Stored dataset items

──────────────────────────────

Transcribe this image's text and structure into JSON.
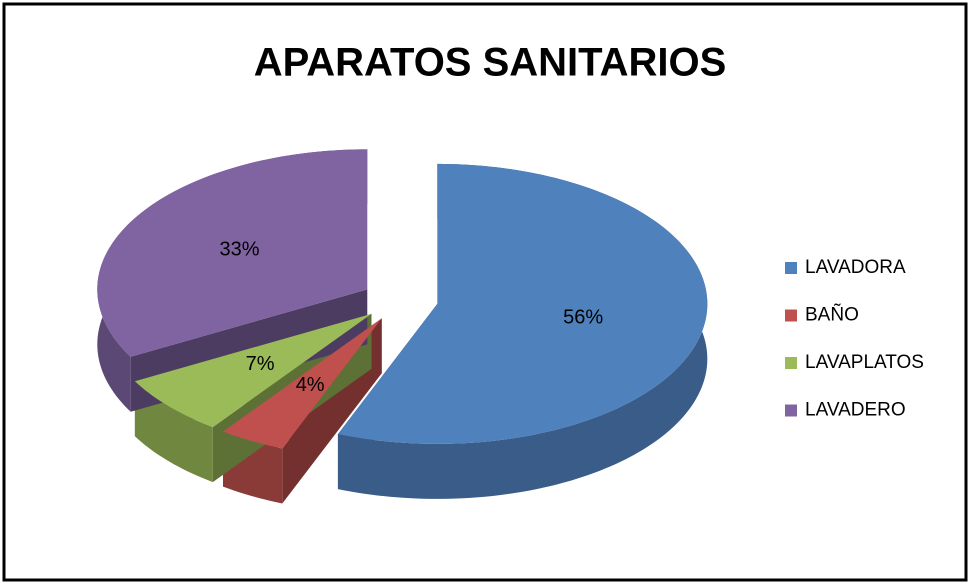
{
  "chart_data": {
    "type": "pie",
    "title": "APARATOS SANITARIOS",
    "categories": [
      "LAVADORA",
      "BAÑO",
      "LAVAPLATOS",
      "LAVADERO"
    ],
    "values": [
      56,
      4,
      7,
      33
    ],
    "value_labels": [
      "56%",
      "4%",
      "7%",
      "33%"
    ],
    "colors": [
      "#4f81bd",
      "#c0504d",
      "#9bbb59",
      "#8064a2"
    ],
    "legend": "right"
  }
}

──────────────────────────────

All the material shown above is to be copied exactly, with no pictures carried over.

## Expected output
Transcribe this image's text and structure into JSON.
{
  "chart_data": {
    "type": "pie",
    "title": "APARATOS SANITARIOS",
    "categories": [
      "LAVADORA",
      "BAÑO",
      "LAVAPLATOS",
      "LAVADERO"
    ],
    "values": [
      56,
      4,
      7,
      33
    ],
    "value_labels": [
      "56%",
      "4%",
      "7%",
      "33%"
    ],
    "colors": [
      "#4f81bd",
      "#c0504d",
      "#9bbb59",
      "#8064a2"
    ],
    "legend": "right"
  }
}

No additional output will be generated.